Source data:
□ □ □ □ □ □ □

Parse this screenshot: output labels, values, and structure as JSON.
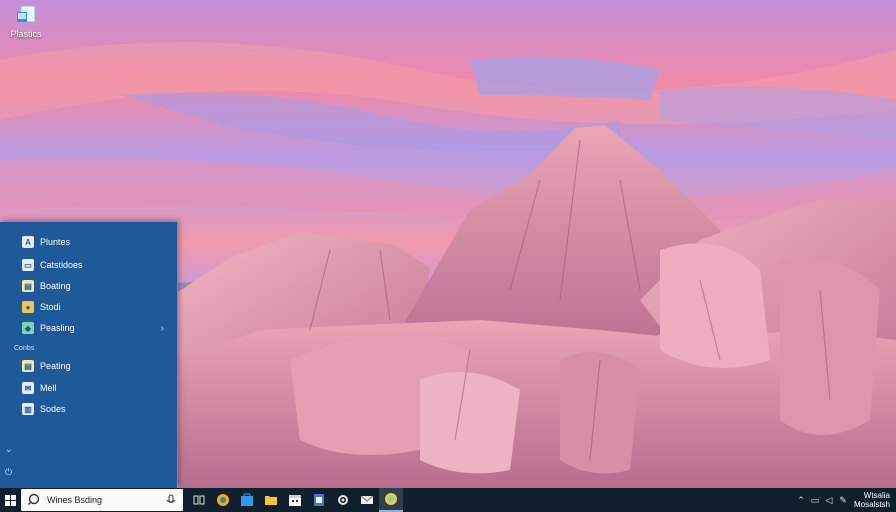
{
  "desktop": {
    "icon_label": "Plastics"
  },
  "start_menu": {
    "items": [
      {
        "label": "Pluntes",
        "icon": "app-icon",
        "color": "#e8eef7"
      },
      {
        "label": "Catstidoes",
        "icon": "app-icon",
        "color": "#e8eef7"
      },
      {
        "label": "Boating",
        "icon": "app-icon",
        "color": "#f4e7a8"
      },
      {
        "label": "Stodi",
        "icon": "app-icon",
        "color": "#f2c94c"
      },
      {
        "label": "Peasling",
        "icon": "app-icon",
        "color": "#7ed6a8",
        "has_submenu": true
      }
    ],
    "section_label": "Conbs",
    "section_items": [
      {
        "label": "Peating",
        "icon": "app-icon",
        "color": "#f4e7a8"
      },
      {
        "label": "Mell",
        "icon": "app-icon",
        "color": "#e8eef7"
      },
      {
        "label": "Sodes",
        "icon": "app-icon",
        "color": "#e8eef7"
      }
    ],
    "chevron": "›"
  },
  "taskbar": {
    "search_value": "Wines Bsding",
    "clock_line1": "Wtsalia",
    "clock_line2": "Mosalstsh"
  },
  "colors": {
    "start_menu_bg": "#1e5a9a",
    "taskbar_bg": "#0f1f2e"
  }
}
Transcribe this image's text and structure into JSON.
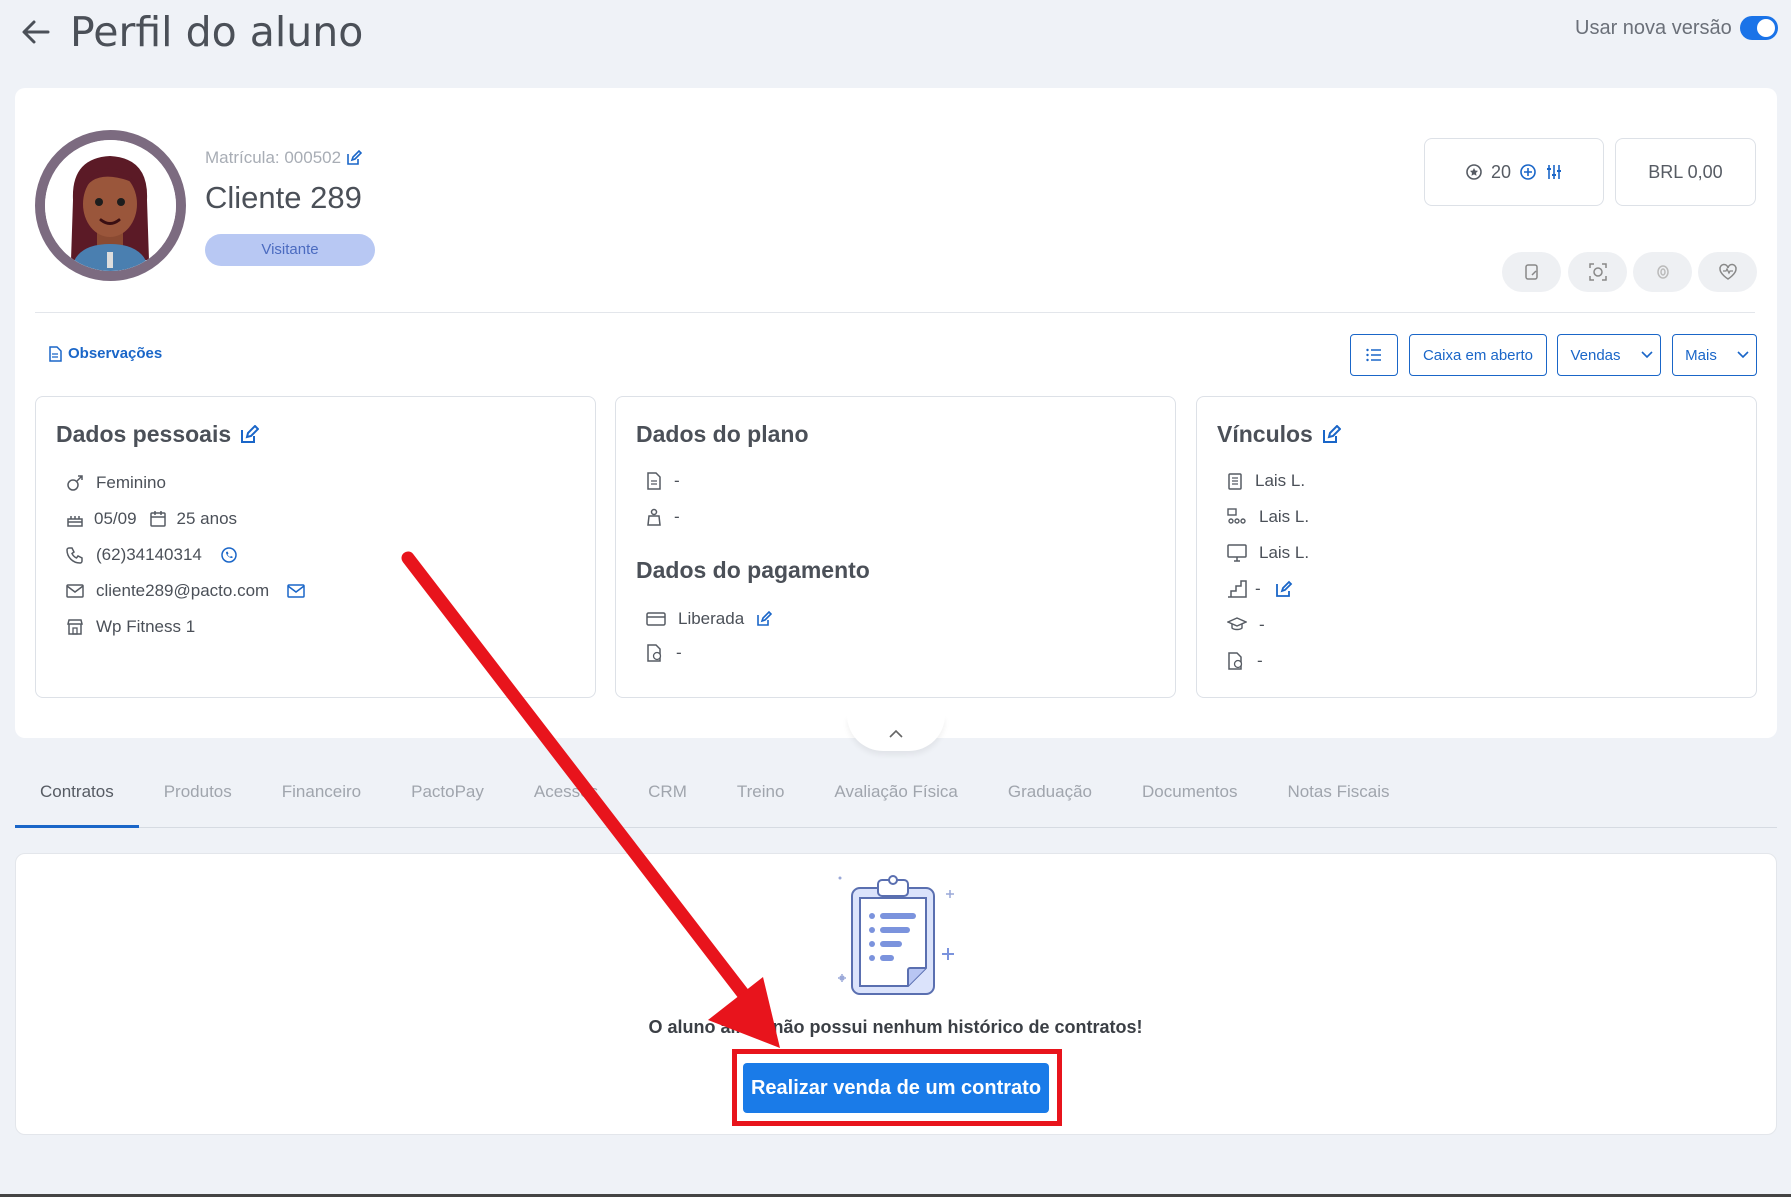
{
  "header": {
    "title": "Perfil do aluno",
    "toggle_label": "Usar nova versão"
  },
  "profile": {
    "matricula": "Matrícula: 000502",
    "name": "Cliente 289",
    "badge": "Visitante",
    "points": "20",
    "balance": "BRL 0,00"
  },
  "toolbar": {
    "observations": "Observações",
    "caixa": "Caixa em aberto",
    "vendas": "Vendas",
    "mais": "Mais"
  },
  "personal": {
    "title": "Dados pessoais",
    "gender": "Feminino",
    "birthday": "05/09",
    "age": "25 anos",
    "phone": "(62)34140314",
    "email": "cliente289@pacto.com",
    "unit": "Wp Fitness 1"
  },
  "plan": {
    "title": "Dados do plano",
    "plan_value": "-",
    "plan_extra": "-",
    "payment_title": "Dados do pagamento",
    "payment_status": "Liberada",
    "payment_extra": "-"
  },
  "vinculos": {
    "title": "Vínculos",
    "consultor": "Lais L.",
    "professor": "Lais L.",
    "terminal": "Lais L.",
    "nivel": "-",
    "graduacao": "-",
    "financeiro": "-"
  },
  "tabs": [
    "Contratos",
    "Produtos",
    "Financeiro",
    "PactoPay",
    "Acessos",
    "CRM",
    "Treino",
    "Avaliação Física",
    "Graduação",
    "Documentos",
    "Notas Fiscais"
  ],
  "contracts": {
    "empty_message": "O aluno ainda não possui nenhum histórico de contratos!",
    "sell_button": "Realizar venda de um contrato"
  },
  "colors": {
    "primary": "#1a66c8",
    "button": "#1a7be8",
    "annotation": "#e8141c"
  }
}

□ □ □ □ □ □ □

* _What you should do_
Print the lines from the one holding "Transcribe this image's" through the last line of the records, word for word, and omit the pictures.

* _Exercise response_
Transcribe this image's text and structure into JSON.
{
  "header": {
    "title": "Perfil do aluno",
    "toggle_label": "Usar nova versão"
  },
  "profile": {
    "matricula": "Matrícula: 000502",
    "name": "Cliente 289",
    "badge": "Visitante",
    "points": "20",
    "balance": "BRL 0,00"
  },
  "toolbar": {
    "observations": "Observações",
    "caixa": "Caixa em aberto",
    "vendas": "Vendas",
    "mais": "Mais"
  },
  "personal": {
    "title": "Dados pessoais",
    "gender": "Feminino",
    "birthday": "05/09",
    "age": "25 anos",
    "phone": "(62)34140314",
    "email": "cliente289@pacto.com",
    "unit": "Wp Fitness 1"
  },
  "plan": {
    "title": "Dados do plano",
    "plan_value": "-",
    "plan_extra": "-",
    "payment_title": "Dados do pagamento",
    "payment_status": "Liberada",
    "payment_extra": "-"
  },
  "vinculos": {
    "title": "Vínculos",
    "consultor": "Lais L.",
    "professor": "Lais L.",
    "terminal": "Lais L.",
    "nivel": "-",
    "graduacao": "-",
    "financeiro": "-"
  },
  "tabs": [
    "Contratos",
    "Produtos",
    "Financeiro",
    "PactoPay",
    "Acessos",
    "CRM",
    "Treino",
    "Avaliação Física",
    "Graduação",
    "Documentos",
    "Notas Fiscais"
  ],
  "contracts": {
    "empty_message": "O aluno ainda não possui nenhum histórico de contratos!",
    "sell_button": "Realizar venda de um contrato"
  },
  "colors": {
    "primary": "#1a66c8",
    "button": "#1a7be8",
    "annotation": "#e8141c"
  }
}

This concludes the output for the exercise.